Goal of the exercise: Output the full listing word for word.

Data for this task:
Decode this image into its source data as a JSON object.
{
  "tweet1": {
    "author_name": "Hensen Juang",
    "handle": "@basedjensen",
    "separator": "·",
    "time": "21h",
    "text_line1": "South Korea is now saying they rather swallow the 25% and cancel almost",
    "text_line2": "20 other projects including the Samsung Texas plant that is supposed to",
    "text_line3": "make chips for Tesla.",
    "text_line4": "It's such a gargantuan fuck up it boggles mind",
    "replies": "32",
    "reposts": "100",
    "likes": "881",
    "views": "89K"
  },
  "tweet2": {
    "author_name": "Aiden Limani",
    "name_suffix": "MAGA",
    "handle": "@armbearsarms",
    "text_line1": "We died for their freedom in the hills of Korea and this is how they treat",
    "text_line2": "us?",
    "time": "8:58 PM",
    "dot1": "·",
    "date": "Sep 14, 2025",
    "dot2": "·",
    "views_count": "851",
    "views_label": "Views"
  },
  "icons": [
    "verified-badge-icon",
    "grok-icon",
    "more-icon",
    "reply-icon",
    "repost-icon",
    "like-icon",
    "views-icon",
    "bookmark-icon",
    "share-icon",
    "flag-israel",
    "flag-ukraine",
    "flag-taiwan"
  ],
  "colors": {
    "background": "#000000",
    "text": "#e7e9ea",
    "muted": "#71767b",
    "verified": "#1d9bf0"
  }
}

Exercise answer:
Decode this image into its source data as a JSON object.
{
  "tweet1": {
    "author_name": "Hensen Juang",
    "handle": "@basedjensen",
    "separator": "·",
    "time": "21h",
    "text_line1": "South Korea is now saying they rather swallow the 25% and cancel almost",
    "text_line2": "20 other projects including the Samsung Texas plant that is supposed to",
    "text_line3": "make chips for Tesla.",
    "text_line4": "It's such a gargantuan fuck up it boggles mind",
    "replies": "32",
    "reposts": "100",
    "likes": "881",
    "views": "89K"
  },
  "tweet2": {
    "author_name": "Aiden Limani",
    "name_suffix": "MAGA",
    "handle": "@armbearsarms",
    "text_line1": "We died for their freedom in the hills of Korea and this is how they treat",
    "text_line2": "us?",
    "time": "8:58 PM",
    "dot1": "·",
    "date": "Sep 14, 2025",
    "dot2": "·",
    "views_count": "851",
    "views_label": "Views"
  },
  "icons": [
    "verified-badge-icon",
    "grok-icon",
    "more-icon",
    "reply-icon",
    "repost-icon",
    "like-icon",
    "views-icon",
    "bookmark-icon",
    "share-icon",
    "flag-israel",
    "flag-ukraine",
    "flag-taiwan"
  ],
  "colors": {
    "background": "#000000",
    "text": "#e7e9ea",
    "muted": "#71767b",
    "verified": "#1d9bf0"
  }
}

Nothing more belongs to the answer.